WORK TO BE COMPLETED: Return each line of the records holding the string "активности".

RECORDS:
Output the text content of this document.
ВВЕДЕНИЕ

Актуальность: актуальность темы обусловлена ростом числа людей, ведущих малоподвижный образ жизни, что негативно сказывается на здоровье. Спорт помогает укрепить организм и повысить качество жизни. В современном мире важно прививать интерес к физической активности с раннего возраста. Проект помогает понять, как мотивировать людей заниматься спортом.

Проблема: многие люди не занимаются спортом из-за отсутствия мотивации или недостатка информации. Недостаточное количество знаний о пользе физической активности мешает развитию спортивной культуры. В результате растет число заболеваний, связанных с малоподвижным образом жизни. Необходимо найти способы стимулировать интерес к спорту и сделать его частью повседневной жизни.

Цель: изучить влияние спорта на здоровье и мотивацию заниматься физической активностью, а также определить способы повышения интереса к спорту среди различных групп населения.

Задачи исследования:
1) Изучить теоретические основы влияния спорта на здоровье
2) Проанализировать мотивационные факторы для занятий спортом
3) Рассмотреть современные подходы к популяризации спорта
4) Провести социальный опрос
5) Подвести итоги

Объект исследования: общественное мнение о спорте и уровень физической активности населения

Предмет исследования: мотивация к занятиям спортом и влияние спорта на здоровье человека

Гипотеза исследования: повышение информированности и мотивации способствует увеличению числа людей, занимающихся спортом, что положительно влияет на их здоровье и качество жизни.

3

...

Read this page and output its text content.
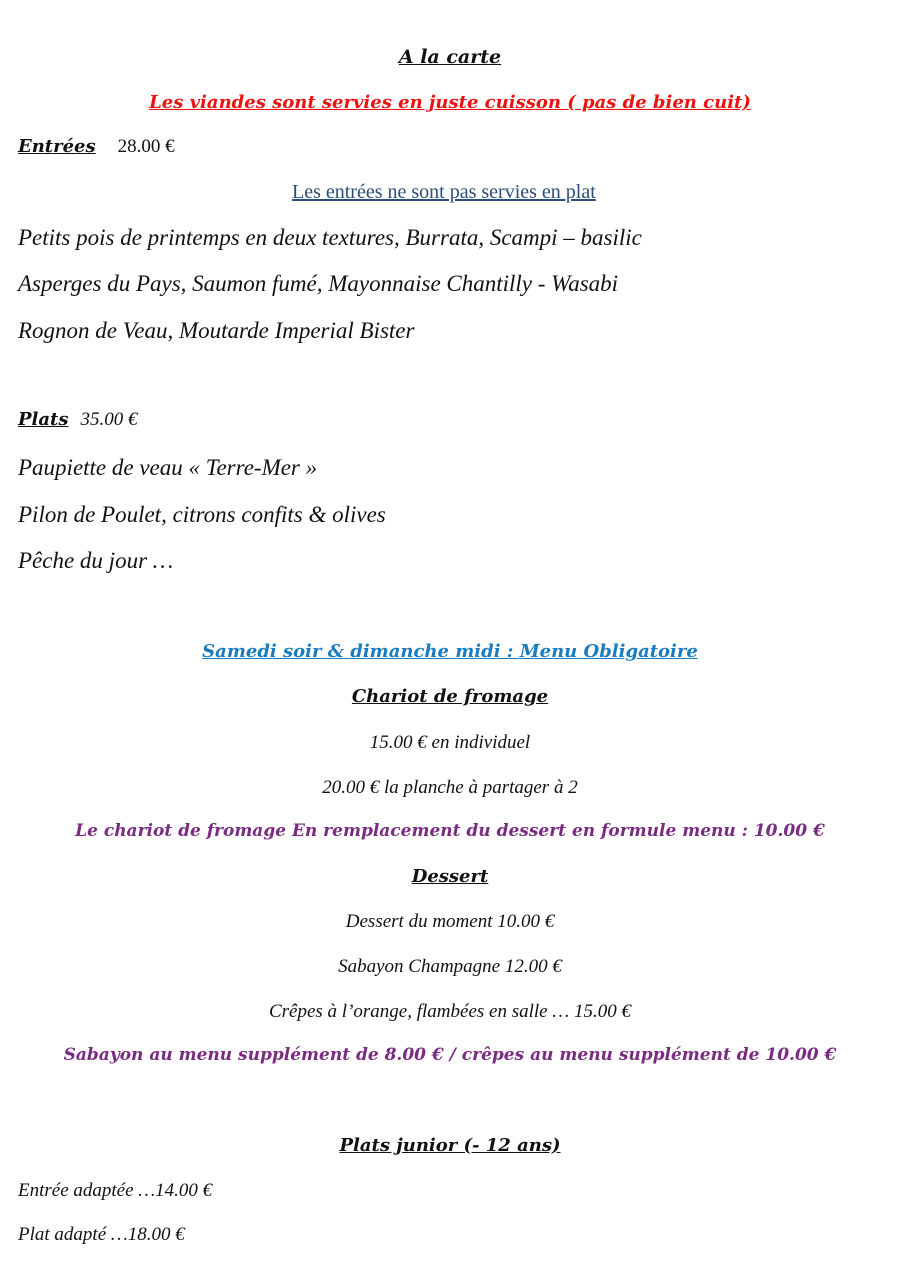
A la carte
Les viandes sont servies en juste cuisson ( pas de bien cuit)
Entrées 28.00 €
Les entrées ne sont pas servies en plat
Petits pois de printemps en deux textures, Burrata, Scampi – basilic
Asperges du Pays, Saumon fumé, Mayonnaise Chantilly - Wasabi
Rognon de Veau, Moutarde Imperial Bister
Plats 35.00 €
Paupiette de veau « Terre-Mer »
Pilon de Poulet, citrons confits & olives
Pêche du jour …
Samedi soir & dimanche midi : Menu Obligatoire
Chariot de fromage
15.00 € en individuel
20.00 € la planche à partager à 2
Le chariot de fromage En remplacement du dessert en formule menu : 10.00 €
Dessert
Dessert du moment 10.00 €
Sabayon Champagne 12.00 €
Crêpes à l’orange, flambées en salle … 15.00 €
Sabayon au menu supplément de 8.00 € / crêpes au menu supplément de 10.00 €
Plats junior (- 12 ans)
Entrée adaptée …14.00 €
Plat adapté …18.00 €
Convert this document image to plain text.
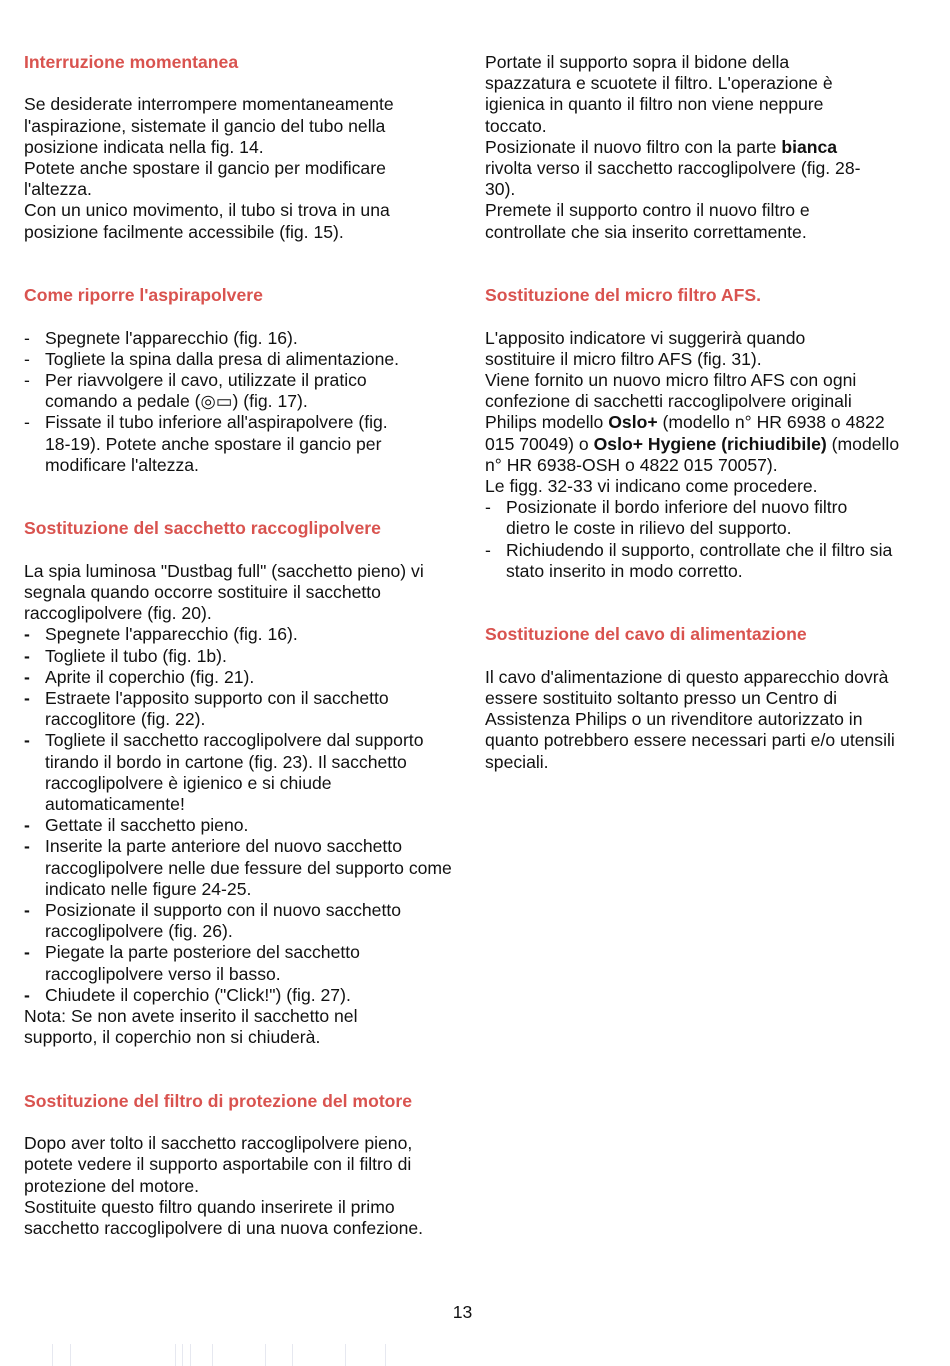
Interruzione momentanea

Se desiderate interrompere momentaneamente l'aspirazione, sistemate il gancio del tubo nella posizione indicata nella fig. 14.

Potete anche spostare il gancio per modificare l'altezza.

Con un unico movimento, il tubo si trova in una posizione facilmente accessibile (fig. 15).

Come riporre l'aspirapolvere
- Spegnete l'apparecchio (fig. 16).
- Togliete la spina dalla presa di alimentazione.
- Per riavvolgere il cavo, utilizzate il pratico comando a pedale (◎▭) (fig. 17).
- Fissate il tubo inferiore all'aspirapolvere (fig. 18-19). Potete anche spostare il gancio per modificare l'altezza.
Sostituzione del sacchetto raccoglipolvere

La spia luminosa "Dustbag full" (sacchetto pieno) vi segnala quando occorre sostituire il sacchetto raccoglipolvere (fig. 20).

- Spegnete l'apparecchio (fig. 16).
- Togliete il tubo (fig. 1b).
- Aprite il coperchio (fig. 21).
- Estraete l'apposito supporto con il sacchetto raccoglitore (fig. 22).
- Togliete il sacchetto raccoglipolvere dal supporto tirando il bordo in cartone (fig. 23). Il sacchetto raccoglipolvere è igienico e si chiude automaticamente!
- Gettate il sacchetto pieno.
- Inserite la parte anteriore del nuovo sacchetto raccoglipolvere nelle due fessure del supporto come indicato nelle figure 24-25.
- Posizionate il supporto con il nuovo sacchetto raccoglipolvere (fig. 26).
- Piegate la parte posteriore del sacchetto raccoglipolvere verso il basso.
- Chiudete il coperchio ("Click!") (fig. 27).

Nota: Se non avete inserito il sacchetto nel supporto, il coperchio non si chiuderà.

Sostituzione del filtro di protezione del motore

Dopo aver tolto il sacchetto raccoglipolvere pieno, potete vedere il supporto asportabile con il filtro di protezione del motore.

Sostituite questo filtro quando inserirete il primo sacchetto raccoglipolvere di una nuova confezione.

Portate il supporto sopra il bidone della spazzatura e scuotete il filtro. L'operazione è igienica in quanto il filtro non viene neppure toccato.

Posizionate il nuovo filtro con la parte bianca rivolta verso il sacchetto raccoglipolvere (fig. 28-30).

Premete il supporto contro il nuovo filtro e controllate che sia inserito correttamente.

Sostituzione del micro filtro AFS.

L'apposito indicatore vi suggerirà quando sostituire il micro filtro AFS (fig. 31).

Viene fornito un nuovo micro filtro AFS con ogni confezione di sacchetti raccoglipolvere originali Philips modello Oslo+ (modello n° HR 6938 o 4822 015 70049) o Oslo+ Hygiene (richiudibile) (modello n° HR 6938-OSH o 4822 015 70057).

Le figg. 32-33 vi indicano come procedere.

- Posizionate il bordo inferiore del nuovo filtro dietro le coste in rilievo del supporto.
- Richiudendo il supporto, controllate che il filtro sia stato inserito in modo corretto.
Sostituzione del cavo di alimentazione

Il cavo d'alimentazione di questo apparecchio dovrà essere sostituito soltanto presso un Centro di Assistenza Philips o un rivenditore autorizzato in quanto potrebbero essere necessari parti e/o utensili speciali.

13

==

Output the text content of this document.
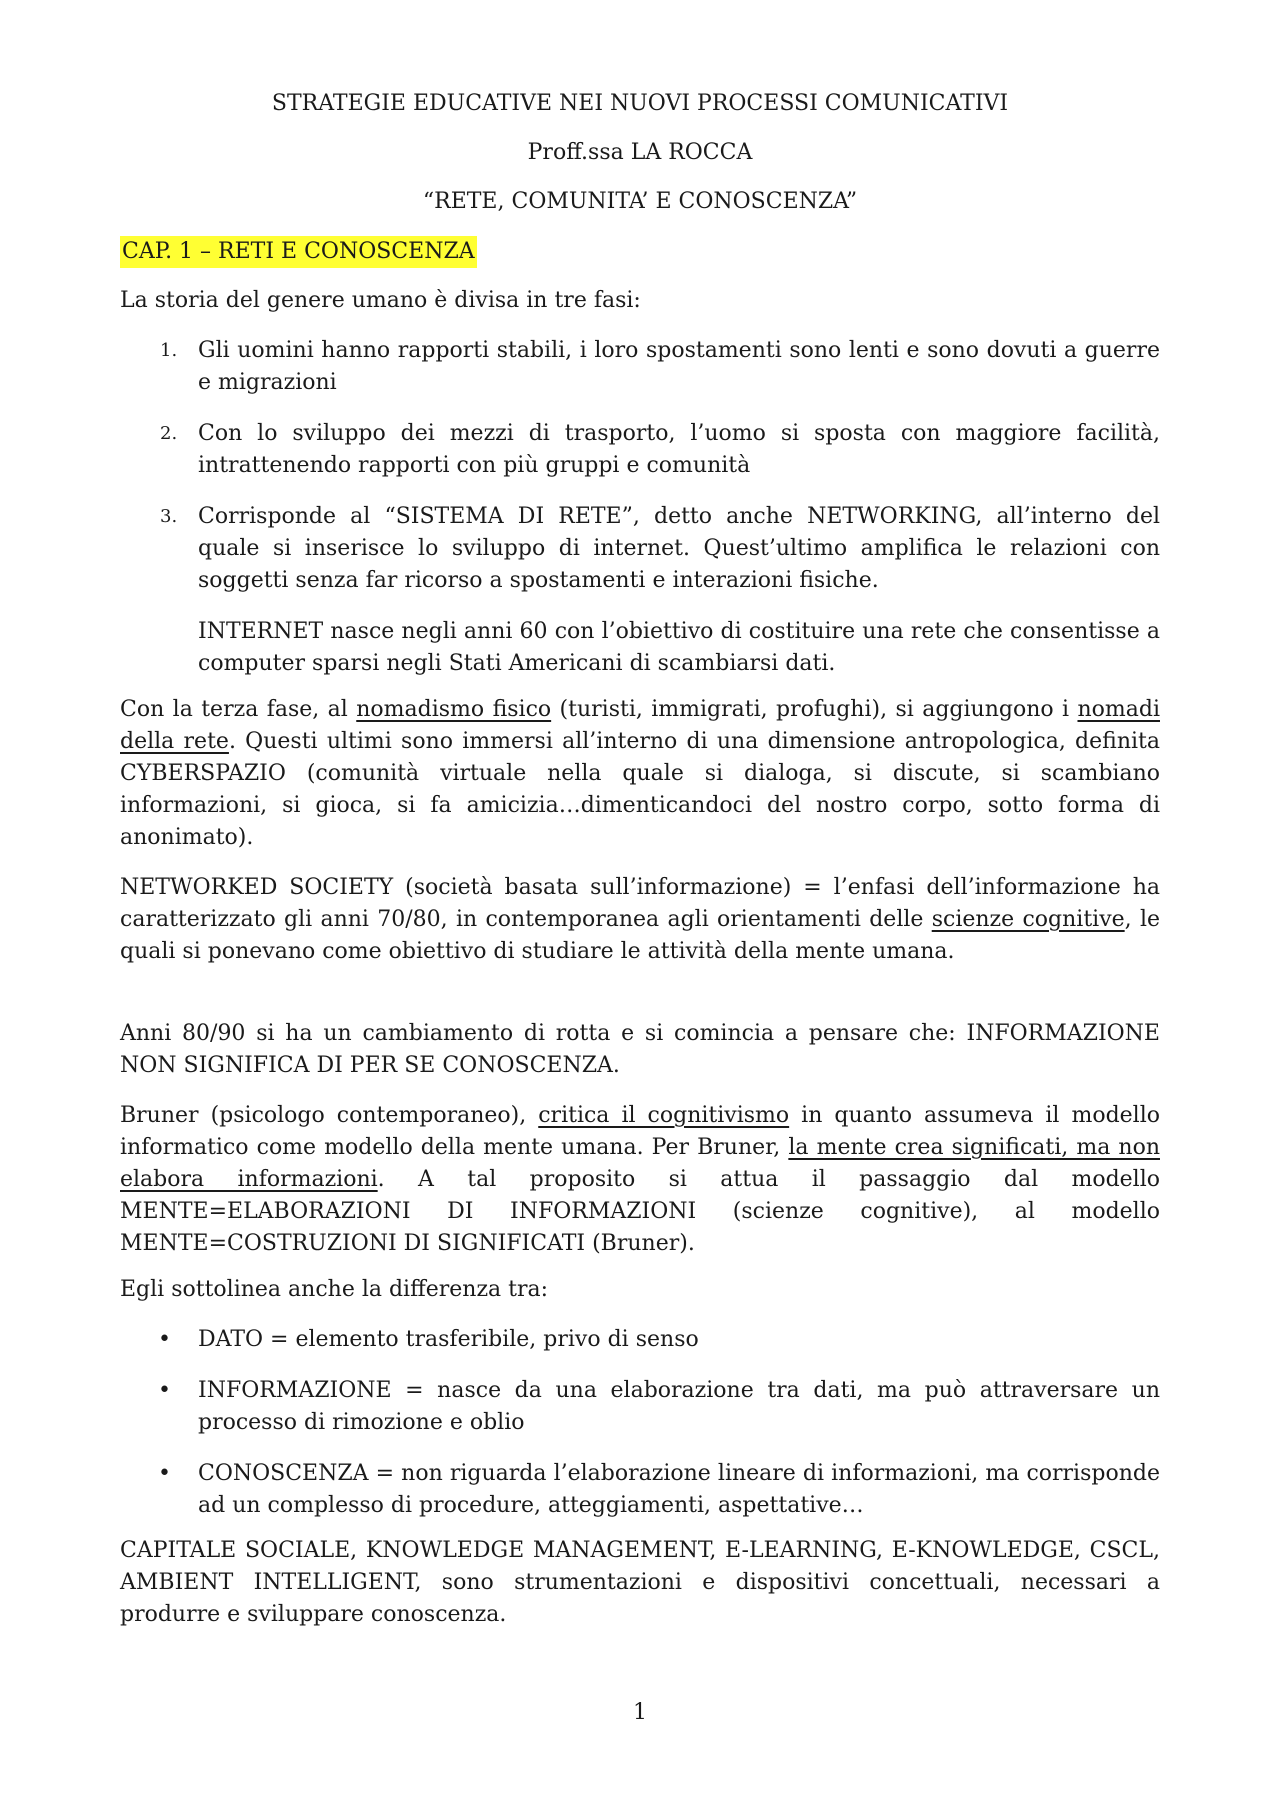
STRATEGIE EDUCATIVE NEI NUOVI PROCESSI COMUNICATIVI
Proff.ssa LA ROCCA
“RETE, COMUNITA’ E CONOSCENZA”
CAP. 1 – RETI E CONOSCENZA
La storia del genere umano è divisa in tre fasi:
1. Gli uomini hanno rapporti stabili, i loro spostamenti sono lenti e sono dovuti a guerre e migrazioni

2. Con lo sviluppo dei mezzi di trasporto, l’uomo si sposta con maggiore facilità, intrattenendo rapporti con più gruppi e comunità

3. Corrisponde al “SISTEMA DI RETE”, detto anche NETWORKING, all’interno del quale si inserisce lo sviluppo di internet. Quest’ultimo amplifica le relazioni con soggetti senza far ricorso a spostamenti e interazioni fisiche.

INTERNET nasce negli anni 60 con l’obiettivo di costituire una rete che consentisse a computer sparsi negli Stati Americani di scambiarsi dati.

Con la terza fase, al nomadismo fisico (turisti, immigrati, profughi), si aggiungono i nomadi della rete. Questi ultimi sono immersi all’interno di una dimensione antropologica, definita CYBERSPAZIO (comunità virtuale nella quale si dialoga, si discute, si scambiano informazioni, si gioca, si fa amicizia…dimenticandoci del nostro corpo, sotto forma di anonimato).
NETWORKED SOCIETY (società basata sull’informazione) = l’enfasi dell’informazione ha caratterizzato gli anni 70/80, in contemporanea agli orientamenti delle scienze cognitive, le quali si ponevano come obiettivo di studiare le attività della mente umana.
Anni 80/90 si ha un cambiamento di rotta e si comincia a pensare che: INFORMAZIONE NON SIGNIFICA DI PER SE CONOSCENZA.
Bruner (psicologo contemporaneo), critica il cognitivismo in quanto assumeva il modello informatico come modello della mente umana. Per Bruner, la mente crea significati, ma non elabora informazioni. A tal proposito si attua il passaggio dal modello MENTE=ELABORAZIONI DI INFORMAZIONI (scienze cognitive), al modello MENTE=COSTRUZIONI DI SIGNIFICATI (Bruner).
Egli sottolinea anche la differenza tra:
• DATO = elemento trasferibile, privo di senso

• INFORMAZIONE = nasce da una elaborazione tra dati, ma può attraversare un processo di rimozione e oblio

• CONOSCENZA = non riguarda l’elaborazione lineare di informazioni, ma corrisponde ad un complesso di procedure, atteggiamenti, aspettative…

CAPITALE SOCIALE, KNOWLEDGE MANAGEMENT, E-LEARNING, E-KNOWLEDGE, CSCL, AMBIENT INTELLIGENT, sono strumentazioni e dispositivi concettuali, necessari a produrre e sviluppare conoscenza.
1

ANSWER TO THIS TASK:
Актуальность: актуальность темы обусловлена ростом числа людей, ведущих малоподвижный образ жизни, что негативно сказывается на здоровье. Спорт помогает укрепить организм и повысить качество жизни. В современном мире важно прививать интерес к физической активности с раннего возраста. Проект помогает понять, как мотивировать людей заниматься спортом.
Проблема: многие люди не занимаются спортом из-за отсутствия мотивации или недостатка информации. Недостаточное количество знаний о пользе физической активности мешает развитию спортивной культуры. В результате растет число заболеваний, связанных с малоподвижным образом жизни. Необходимо найти способы стимулировать интерес к спорту и сделать его частью повседневной жизни.
Объект исследования: общественное мнение о спорте и уровень физической активности населения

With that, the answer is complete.